Aim of the exercise
Filter the entries below, keeping every line that has the word "prirast".

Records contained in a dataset
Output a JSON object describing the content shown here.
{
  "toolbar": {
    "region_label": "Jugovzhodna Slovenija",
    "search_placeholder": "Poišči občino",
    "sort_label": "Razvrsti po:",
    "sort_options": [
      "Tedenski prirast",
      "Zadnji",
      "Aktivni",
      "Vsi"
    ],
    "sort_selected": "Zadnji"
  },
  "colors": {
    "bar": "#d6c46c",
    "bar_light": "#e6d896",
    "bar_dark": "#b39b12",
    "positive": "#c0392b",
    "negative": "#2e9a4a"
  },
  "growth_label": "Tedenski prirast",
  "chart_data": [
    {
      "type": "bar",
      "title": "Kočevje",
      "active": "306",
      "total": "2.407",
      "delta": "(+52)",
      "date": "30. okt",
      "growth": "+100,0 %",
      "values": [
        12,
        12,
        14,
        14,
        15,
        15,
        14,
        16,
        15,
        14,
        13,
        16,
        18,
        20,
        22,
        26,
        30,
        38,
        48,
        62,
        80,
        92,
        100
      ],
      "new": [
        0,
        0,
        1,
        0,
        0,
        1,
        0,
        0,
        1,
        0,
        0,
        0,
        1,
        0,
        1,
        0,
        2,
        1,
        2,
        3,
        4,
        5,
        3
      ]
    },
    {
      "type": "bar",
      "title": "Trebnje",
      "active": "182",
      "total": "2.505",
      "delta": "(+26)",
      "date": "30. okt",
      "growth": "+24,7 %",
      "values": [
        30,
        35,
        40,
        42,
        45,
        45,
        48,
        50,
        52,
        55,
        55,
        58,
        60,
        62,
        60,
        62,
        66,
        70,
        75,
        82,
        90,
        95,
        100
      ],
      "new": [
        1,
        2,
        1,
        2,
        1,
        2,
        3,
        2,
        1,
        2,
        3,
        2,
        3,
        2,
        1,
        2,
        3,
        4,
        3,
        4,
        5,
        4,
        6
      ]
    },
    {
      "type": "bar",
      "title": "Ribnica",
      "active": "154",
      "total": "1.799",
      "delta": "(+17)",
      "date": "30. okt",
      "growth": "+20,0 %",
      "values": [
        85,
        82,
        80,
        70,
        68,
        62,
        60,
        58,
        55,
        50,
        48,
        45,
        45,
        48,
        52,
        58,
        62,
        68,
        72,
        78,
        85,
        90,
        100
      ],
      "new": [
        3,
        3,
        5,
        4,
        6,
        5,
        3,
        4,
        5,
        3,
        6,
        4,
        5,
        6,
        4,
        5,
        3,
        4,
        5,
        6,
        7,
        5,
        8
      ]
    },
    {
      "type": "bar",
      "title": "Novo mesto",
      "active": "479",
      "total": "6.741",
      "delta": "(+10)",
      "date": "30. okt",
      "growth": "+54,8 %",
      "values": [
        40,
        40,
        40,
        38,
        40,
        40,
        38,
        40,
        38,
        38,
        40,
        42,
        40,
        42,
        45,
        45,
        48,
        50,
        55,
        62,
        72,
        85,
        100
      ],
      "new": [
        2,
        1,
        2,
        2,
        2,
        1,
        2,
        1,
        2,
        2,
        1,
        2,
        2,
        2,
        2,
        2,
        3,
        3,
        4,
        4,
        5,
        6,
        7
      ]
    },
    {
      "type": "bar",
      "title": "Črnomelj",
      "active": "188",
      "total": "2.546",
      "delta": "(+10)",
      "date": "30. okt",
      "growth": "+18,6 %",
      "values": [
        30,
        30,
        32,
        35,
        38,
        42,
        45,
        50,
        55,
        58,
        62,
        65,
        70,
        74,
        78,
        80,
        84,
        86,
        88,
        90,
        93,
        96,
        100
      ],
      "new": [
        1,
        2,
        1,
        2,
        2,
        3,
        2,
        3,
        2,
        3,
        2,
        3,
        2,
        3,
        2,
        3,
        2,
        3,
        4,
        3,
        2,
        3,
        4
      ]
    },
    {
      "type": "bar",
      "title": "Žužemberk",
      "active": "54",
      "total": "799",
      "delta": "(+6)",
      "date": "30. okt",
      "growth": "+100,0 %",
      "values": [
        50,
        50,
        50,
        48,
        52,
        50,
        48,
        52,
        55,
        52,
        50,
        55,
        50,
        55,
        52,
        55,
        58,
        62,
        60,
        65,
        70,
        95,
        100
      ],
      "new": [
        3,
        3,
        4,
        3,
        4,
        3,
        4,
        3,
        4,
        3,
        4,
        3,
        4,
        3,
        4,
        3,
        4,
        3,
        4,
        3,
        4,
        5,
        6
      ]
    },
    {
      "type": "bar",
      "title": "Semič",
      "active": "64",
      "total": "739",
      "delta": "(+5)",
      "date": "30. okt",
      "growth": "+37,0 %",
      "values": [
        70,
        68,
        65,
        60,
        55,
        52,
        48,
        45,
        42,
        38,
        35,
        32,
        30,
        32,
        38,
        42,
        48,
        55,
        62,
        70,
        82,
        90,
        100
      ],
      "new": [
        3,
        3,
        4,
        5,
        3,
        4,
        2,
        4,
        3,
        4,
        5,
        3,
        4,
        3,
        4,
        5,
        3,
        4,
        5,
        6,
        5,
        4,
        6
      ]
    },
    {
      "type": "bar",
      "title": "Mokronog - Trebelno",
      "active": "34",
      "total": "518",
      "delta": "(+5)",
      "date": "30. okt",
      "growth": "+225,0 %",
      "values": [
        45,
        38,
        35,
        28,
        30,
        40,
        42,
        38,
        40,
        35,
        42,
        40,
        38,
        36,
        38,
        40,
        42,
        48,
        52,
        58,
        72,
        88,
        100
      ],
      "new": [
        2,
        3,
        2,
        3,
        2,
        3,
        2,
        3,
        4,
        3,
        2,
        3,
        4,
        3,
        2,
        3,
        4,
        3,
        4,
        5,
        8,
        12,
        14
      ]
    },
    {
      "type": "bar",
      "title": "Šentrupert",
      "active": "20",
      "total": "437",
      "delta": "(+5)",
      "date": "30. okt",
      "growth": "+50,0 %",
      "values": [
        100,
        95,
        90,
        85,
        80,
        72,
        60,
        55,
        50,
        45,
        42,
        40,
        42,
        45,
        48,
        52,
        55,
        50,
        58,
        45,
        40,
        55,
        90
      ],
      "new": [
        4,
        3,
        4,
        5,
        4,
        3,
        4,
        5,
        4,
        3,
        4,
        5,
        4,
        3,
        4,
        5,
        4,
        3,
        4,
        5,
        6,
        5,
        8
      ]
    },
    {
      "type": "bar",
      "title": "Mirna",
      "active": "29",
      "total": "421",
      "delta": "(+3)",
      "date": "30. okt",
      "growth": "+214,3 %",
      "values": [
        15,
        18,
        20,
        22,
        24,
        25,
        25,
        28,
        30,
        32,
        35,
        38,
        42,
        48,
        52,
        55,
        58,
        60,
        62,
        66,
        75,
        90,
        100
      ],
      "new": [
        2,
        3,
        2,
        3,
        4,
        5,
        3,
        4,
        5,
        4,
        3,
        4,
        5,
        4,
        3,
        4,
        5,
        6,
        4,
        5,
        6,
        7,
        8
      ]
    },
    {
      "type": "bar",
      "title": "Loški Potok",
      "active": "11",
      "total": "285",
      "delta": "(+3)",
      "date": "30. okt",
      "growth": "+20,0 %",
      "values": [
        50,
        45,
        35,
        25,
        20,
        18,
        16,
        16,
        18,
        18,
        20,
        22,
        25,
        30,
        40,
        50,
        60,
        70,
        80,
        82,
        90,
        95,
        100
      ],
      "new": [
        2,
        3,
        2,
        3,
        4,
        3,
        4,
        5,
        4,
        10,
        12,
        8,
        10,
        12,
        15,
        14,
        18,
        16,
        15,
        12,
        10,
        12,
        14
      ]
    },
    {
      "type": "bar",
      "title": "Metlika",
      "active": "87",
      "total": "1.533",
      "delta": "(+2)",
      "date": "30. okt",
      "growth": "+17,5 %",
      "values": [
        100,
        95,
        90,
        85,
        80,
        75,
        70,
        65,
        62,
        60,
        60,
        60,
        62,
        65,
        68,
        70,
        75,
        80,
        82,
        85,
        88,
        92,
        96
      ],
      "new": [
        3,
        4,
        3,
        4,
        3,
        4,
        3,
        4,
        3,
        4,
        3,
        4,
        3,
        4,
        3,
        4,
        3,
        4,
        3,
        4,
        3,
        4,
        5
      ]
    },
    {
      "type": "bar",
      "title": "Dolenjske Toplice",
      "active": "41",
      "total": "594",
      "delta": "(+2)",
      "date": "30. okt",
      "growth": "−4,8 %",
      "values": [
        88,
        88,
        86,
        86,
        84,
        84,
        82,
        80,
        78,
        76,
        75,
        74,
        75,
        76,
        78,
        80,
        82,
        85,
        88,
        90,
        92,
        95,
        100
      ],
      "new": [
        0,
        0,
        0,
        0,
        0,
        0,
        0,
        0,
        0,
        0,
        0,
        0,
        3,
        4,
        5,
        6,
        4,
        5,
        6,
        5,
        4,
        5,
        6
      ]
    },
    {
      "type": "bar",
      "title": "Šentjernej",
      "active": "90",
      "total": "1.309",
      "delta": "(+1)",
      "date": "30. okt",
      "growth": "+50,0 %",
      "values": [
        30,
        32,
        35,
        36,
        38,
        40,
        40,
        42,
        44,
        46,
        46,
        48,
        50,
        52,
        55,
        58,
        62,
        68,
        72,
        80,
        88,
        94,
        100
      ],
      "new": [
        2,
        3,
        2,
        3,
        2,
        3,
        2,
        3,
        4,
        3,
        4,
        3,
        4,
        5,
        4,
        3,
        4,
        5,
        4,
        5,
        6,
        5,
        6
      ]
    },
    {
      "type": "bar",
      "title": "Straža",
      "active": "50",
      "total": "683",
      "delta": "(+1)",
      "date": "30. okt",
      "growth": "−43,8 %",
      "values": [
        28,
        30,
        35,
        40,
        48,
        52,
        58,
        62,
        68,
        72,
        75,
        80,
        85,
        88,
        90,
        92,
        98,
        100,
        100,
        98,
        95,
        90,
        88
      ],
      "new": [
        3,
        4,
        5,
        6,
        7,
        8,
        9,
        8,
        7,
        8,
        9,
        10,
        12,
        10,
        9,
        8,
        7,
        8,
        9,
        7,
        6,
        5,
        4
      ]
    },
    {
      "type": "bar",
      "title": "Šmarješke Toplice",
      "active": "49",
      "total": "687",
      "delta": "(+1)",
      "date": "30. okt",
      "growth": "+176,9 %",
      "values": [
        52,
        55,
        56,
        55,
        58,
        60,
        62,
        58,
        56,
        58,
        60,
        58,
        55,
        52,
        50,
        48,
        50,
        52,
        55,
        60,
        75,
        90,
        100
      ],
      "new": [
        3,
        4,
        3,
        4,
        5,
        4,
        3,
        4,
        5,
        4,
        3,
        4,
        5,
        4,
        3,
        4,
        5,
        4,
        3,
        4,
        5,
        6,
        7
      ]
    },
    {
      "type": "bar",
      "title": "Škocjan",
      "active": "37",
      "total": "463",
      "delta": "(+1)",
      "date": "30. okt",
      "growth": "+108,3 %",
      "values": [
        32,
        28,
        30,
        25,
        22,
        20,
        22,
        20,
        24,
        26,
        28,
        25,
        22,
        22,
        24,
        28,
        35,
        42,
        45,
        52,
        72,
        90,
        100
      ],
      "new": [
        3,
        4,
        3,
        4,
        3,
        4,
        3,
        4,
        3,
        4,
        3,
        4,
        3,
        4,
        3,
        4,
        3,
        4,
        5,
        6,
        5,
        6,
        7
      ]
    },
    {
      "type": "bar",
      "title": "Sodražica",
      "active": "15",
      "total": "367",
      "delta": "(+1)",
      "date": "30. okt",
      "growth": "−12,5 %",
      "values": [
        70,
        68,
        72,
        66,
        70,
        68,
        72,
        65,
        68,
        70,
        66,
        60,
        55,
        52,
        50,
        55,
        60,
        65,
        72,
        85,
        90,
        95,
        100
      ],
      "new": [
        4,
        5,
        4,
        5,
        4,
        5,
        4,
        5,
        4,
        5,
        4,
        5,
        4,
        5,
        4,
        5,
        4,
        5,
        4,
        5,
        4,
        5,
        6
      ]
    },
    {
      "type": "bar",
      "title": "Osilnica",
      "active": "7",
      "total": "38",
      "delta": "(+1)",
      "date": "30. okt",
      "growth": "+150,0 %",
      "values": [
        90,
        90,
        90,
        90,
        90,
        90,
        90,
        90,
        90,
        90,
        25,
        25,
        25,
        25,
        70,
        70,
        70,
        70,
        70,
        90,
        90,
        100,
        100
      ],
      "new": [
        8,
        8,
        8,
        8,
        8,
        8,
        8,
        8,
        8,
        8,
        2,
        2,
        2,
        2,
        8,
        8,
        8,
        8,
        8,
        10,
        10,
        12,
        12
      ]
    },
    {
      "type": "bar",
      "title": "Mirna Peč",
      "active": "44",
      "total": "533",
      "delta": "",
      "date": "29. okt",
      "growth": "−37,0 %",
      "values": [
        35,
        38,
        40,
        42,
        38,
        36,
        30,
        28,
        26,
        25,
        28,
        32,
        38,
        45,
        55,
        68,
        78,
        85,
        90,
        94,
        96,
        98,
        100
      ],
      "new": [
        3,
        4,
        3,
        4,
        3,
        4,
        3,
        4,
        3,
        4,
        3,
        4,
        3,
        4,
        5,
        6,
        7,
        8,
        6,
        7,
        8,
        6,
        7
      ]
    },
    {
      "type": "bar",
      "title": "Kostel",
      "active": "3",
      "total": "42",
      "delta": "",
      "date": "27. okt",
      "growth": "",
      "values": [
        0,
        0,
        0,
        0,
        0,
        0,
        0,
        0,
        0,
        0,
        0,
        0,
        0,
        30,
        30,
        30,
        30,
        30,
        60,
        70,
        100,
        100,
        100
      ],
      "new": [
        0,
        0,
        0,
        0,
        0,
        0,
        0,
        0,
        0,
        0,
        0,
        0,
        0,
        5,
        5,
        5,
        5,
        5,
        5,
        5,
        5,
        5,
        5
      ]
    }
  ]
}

Output for this exercise
      "Tedenski prirast",
  "growth_label": "Tedenski prirast",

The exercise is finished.